Exercise prompt: Return the count of lines that mention "Total", with no other words.

Dataset entries
┌──
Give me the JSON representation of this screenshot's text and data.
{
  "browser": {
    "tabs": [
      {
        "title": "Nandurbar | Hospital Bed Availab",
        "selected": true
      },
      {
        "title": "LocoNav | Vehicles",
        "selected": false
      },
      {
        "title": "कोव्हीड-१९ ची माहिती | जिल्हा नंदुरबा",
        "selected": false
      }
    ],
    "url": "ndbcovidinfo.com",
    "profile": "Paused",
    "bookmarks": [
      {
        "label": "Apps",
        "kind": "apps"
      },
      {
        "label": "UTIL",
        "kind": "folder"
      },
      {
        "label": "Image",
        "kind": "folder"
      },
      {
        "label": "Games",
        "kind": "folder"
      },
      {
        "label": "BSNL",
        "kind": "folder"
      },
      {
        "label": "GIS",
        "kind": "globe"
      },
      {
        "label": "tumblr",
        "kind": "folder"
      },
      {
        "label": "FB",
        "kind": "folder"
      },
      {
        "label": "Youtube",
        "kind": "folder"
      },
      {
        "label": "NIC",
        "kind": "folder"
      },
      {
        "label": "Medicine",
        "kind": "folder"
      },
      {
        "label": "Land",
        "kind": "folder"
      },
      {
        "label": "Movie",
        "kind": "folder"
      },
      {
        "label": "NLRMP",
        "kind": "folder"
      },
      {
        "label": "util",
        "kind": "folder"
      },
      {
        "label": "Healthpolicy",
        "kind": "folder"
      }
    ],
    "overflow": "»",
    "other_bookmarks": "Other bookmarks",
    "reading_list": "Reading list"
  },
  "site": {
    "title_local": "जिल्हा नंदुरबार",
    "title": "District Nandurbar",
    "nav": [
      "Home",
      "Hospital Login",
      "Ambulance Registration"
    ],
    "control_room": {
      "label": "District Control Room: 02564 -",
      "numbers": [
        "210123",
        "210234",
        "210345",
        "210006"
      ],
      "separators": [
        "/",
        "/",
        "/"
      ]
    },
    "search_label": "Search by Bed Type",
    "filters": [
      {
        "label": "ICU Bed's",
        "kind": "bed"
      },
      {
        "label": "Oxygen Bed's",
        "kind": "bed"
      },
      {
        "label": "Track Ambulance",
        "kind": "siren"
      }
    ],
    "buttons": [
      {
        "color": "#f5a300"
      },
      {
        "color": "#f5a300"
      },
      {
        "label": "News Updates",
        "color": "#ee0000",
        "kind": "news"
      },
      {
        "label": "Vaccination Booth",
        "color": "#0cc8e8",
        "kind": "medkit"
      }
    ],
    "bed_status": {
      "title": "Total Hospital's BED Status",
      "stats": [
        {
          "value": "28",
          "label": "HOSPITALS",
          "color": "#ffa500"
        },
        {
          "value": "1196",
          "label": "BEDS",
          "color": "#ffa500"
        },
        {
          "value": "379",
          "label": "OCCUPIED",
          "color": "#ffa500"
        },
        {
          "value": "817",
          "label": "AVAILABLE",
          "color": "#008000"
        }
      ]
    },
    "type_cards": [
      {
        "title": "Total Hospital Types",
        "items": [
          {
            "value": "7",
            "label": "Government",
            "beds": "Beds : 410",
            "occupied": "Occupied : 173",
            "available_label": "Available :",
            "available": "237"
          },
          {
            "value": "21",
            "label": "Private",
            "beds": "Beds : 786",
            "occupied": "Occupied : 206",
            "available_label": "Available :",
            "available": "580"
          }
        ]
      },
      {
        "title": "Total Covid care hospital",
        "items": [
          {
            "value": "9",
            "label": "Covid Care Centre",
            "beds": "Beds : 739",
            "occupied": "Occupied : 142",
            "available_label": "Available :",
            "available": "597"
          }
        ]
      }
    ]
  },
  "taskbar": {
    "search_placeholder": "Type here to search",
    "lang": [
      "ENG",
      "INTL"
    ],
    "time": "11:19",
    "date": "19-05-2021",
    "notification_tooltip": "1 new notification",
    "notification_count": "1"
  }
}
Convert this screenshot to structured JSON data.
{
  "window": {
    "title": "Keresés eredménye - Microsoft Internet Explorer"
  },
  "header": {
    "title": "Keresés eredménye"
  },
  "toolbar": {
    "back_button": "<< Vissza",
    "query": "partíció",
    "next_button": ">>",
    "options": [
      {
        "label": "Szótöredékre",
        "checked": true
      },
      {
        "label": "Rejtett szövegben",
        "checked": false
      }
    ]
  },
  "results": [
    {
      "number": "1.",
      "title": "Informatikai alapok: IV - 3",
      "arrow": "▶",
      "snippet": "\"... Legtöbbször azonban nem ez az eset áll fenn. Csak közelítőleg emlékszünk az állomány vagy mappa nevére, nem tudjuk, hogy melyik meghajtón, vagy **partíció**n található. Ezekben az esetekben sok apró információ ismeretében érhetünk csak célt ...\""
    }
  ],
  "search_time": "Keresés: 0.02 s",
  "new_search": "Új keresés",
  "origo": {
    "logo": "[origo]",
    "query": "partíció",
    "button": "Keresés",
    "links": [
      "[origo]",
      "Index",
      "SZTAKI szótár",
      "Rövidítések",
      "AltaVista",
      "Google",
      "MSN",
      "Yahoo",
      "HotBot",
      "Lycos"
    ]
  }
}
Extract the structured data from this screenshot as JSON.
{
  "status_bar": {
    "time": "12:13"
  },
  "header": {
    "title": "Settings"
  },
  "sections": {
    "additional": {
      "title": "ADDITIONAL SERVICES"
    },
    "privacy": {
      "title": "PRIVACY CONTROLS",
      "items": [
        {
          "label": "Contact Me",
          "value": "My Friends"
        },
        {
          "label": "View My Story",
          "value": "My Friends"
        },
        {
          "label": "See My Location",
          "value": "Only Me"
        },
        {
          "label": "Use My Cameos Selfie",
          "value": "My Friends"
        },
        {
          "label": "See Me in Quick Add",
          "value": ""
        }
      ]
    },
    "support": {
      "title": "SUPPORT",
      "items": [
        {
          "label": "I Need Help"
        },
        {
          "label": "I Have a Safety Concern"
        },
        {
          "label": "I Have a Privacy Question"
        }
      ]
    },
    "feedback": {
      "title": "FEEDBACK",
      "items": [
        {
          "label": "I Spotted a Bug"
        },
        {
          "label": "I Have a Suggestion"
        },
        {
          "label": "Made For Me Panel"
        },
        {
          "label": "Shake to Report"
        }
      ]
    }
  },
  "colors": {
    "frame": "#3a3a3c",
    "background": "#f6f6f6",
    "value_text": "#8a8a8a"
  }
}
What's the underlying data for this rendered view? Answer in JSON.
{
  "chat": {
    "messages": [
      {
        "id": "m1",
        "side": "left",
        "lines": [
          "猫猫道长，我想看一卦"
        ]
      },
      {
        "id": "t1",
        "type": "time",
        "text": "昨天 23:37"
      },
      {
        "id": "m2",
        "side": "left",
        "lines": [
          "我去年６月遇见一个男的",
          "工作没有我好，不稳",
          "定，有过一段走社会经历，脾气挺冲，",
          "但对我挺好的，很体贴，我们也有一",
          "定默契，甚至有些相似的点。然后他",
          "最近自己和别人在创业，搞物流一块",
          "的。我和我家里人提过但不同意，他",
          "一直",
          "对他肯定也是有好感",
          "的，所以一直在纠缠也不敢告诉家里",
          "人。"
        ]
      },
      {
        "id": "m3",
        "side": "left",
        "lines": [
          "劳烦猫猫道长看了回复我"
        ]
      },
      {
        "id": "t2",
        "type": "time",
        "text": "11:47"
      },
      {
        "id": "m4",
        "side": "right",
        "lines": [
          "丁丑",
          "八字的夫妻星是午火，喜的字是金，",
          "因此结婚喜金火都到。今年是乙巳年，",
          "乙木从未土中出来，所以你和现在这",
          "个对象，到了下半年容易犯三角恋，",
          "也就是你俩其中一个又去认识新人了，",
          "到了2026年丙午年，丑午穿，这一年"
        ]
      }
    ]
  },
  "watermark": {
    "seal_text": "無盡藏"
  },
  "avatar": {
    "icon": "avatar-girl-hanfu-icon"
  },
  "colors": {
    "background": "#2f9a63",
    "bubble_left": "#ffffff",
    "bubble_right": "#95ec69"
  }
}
└──
Answer to this exercise: 3